▶ _STATED PROBLEM_
Quote all of the data exactly as given. Skip every picture it contains.

START DATASET EXCERPTS

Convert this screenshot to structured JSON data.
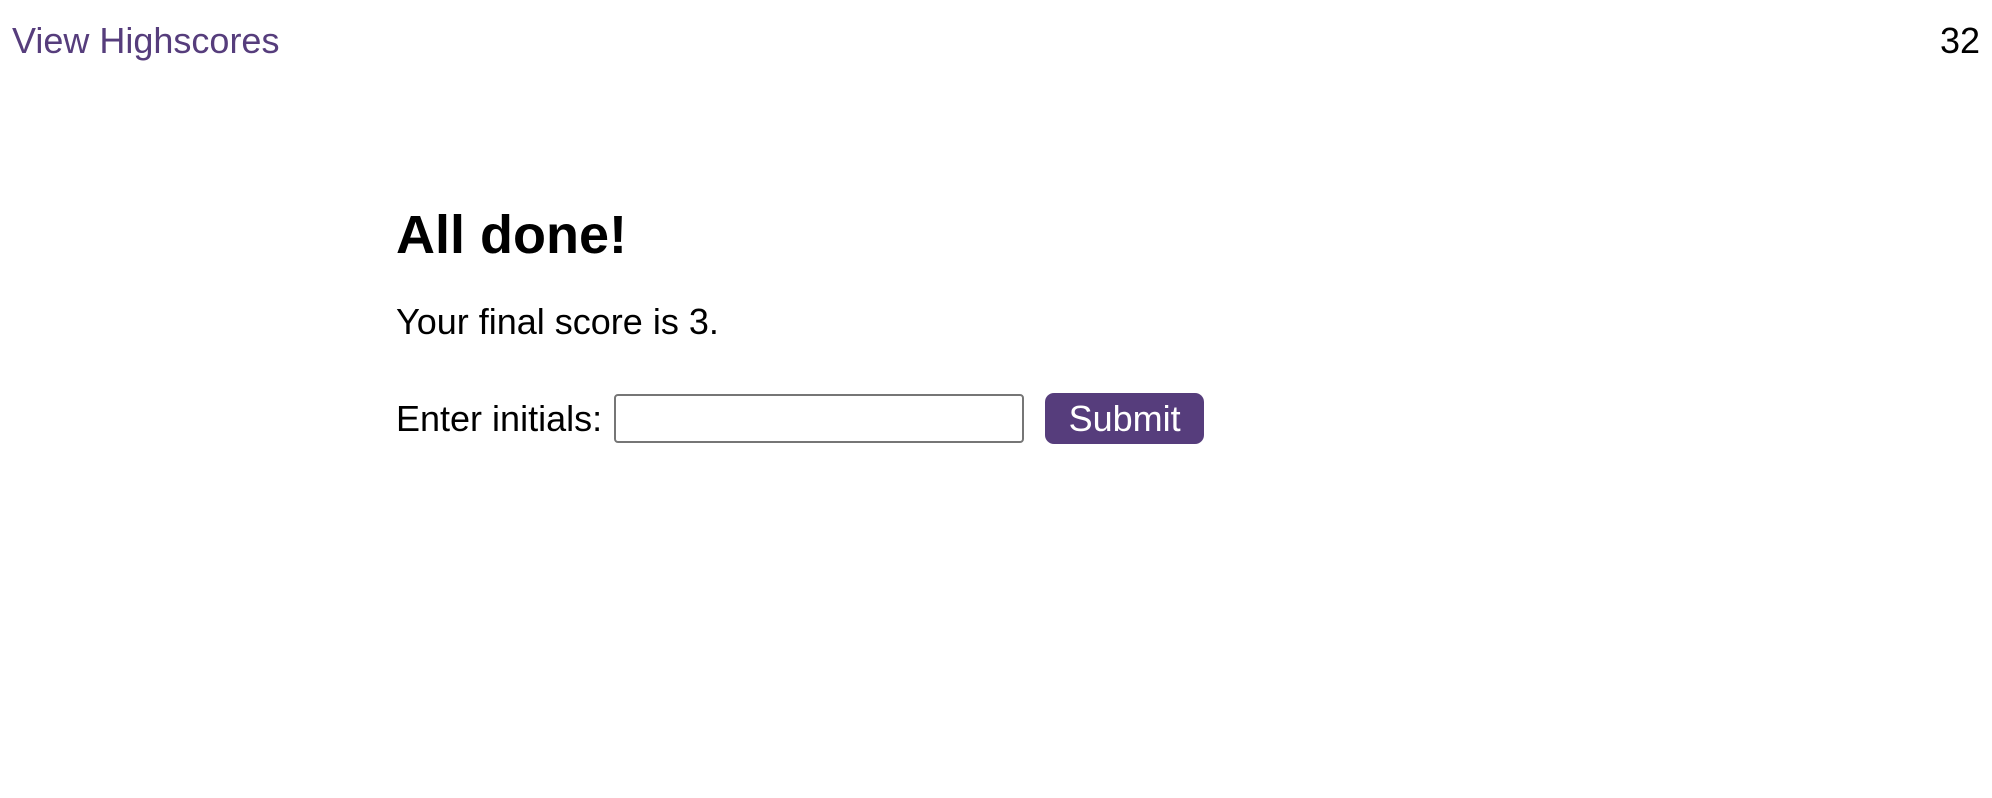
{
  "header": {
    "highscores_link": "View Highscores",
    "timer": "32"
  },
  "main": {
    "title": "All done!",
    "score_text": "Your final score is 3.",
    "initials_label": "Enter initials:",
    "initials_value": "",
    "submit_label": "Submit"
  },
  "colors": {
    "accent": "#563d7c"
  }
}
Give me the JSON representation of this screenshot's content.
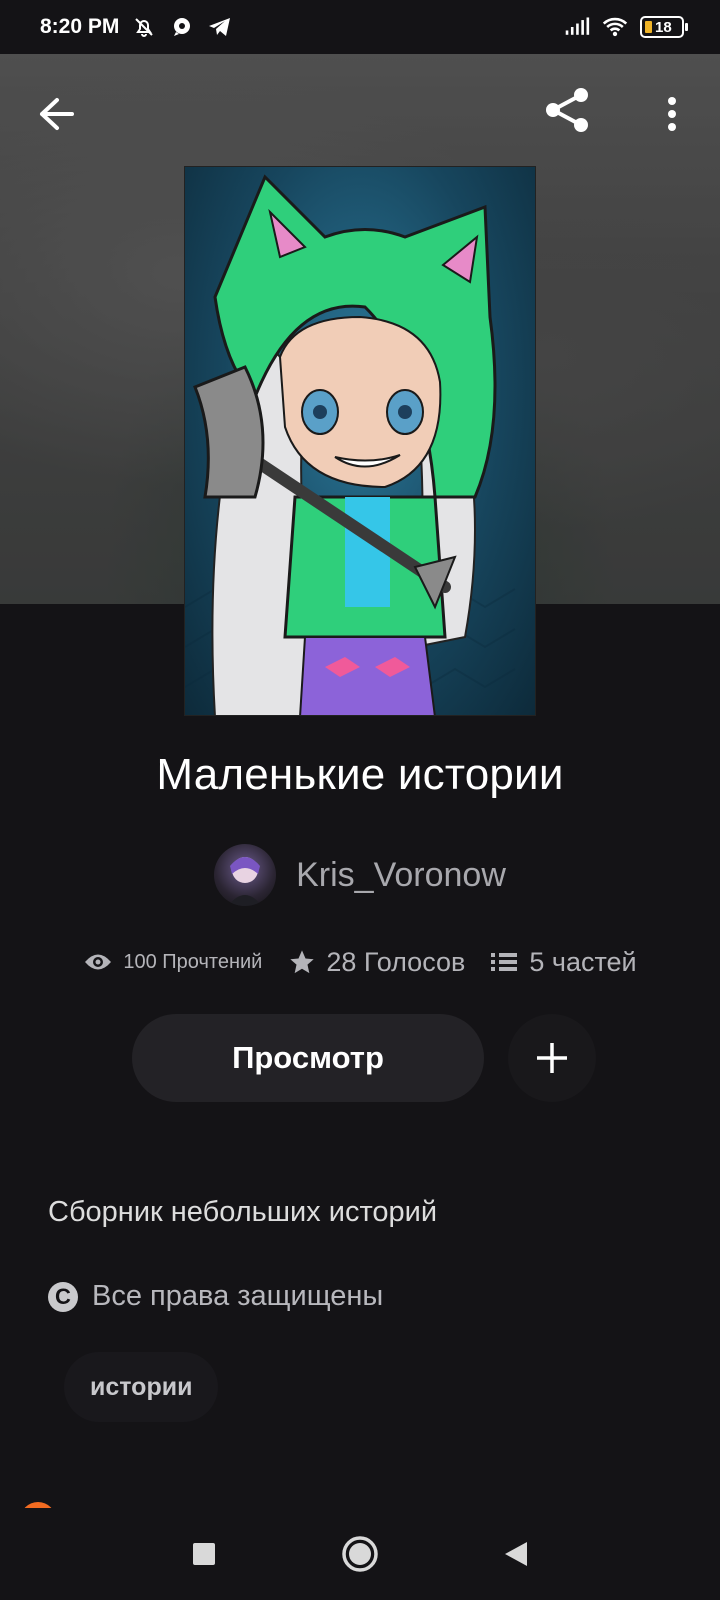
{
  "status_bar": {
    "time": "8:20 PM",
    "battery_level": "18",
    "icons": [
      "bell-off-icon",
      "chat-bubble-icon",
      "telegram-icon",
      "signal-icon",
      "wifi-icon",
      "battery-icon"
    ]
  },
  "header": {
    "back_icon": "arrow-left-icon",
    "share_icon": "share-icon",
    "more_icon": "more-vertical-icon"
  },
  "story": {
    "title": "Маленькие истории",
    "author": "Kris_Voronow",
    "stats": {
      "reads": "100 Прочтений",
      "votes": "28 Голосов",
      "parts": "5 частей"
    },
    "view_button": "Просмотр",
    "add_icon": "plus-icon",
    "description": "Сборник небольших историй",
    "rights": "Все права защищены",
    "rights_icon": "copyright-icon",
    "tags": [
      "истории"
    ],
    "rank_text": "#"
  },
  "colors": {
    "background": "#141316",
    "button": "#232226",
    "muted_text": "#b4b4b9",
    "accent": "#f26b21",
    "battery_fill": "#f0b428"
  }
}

END DATASET EXCERPTS

▶ _COMPLETED TASK_
Convert this screenshot to structured JSON data.
{
  "header": {
    "highscores_link": "View Highscores",
    "timer": "32"
  },
  "main": {
    "title": "All done!",
    "score_text": "Your final score is 3.",
    "initials_label": "Enter initials:",
    "initials_value": "",
    "submit_label": "Submit"
  },
  "colors": {
    "accent": "#563d7c"
  }
}
Give me the JSON representation of this screenshot's content.
{
  "status_bar": {
    "time": "8:20 PM",
    "battery_level": "18",
    "icons": [
      "bell-off-icon",
      "chat-bubble-icon",
      "telegram-icon",
      "signal-icon",
      "wifi-icon",
      "battery-icon"
    ]
  },
  "header": {
    "back_icon": "arrow-left-icon",
    "share_icon": "share-icon",
    "more_icon": "more-vertical-icon"
  },
  "story": {
    "title": "Маленькие истории",
    "author": "Kris_Voronow",
    "stats": {
      "reads": "100 Прочтений",
      "votes": "28 Голосов",
      "parts": "5 частей"
    },
    "view_button": "Просмотр",
    "add_icon": "plus-icon",
    "description": "Сборник небольших историй",
    "rights": "Все права защищены",
    "rights_icon": "copyright-icon",
    "tags": [
      "истории"
    ],
    "rank_text": "#"
  },
  "colors": {
    "background": "#141316",
    "button": "#232226",
    "muted_text": "#b4b4b9",
    "accent": "#f26b21",
    "battery_fill": "#f0b428"
  }
}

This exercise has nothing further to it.